---------- Material for this exercise
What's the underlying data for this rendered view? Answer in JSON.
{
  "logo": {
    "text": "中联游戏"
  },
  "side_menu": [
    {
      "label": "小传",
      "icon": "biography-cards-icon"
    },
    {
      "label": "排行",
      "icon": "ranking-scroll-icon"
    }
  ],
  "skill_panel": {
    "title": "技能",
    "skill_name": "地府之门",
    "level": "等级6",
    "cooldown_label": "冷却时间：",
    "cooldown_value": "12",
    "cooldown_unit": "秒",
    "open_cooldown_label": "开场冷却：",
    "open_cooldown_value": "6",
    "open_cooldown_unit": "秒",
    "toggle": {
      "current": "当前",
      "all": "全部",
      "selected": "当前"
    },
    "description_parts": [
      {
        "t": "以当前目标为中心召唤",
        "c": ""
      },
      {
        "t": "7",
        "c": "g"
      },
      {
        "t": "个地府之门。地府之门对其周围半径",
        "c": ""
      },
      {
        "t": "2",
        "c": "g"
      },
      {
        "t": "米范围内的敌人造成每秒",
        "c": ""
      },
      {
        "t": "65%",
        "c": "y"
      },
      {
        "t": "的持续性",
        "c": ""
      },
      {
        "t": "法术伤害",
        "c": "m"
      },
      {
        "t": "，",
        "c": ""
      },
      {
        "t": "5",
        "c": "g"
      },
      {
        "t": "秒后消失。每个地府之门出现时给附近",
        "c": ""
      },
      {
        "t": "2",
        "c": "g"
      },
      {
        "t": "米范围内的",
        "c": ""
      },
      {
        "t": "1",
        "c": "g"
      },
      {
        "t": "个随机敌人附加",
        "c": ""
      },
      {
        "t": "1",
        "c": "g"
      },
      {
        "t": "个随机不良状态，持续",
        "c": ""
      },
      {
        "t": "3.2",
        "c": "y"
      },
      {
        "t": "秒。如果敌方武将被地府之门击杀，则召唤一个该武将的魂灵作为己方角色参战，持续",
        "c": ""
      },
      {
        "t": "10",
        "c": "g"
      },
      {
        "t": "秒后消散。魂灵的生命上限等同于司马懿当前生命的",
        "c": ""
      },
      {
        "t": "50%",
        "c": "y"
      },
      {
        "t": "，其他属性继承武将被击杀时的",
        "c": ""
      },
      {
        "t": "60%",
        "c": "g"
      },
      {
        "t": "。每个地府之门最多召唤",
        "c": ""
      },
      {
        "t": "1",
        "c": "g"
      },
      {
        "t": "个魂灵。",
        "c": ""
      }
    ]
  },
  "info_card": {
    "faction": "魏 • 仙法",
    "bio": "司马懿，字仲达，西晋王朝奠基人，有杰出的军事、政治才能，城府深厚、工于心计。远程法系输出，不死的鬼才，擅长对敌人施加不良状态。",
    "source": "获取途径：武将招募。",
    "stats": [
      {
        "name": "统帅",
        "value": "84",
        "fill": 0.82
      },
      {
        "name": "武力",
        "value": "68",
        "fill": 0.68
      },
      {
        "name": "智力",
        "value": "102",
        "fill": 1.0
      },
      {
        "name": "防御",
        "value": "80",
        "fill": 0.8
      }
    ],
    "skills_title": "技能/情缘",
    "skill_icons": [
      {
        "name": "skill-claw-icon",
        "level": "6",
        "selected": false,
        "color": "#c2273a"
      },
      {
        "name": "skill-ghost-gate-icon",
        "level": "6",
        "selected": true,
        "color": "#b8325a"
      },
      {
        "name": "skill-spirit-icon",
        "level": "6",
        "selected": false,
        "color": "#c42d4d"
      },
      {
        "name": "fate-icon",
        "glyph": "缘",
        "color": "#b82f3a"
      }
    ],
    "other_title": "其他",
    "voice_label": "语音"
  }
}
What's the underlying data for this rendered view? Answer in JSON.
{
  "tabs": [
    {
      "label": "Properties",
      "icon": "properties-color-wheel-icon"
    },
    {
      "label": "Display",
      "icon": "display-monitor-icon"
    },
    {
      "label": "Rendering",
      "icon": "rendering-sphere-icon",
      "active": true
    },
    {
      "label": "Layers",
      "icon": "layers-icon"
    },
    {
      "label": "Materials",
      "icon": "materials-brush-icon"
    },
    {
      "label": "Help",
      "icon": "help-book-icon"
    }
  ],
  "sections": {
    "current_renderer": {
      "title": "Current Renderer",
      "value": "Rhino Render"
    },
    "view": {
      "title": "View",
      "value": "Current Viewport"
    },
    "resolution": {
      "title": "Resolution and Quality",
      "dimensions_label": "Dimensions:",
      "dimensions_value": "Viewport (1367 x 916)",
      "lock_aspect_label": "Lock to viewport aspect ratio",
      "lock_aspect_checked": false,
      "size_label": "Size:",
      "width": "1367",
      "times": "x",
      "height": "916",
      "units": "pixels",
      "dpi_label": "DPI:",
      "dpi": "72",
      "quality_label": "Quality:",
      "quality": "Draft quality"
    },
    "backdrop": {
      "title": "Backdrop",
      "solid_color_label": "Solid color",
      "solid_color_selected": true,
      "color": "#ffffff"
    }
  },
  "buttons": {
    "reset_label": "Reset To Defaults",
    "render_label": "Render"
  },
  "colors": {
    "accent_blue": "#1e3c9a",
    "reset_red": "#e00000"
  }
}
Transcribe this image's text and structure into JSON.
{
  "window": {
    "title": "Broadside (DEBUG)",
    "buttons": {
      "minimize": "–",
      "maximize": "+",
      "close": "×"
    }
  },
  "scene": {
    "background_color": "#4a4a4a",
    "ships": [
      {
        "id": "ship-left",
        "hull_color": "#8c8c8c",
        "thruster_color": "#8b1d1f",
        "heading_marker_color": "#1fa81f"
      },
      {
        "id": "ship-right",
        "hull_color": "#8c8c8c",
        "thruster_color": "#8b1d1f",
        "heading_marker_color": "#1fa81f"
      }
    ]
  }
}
--------------------
Prompt:
Repeat word for word every line from the one that holds "Transcribe this image's" to the end. Both ends count.

Task response:
Transcribe this image's text and structure into JSON.
{
  "window": {
    "title": "Broadside (DEBUG)",
    "buttons": {
      "minimize": "–",
      "maximize": "+",
      "close": "×"
    }
  },
  "scene": {
    "background_color": "#4a4a4a",
    "ships": [
      {
        "id": "ship-left",
        "hull_color": "#8c8c8c",
        "thruster_color": "#8b1d1f",
        "heading_marker_color": "#1fa81f"
      },
      {
        "id": "ship-right",
        "hull_color": "#8c8c8c",
        "thruster_color": "#8b1d1f",
        "heading_marker_color": "#1fa81f"
      }
    ]
  }
}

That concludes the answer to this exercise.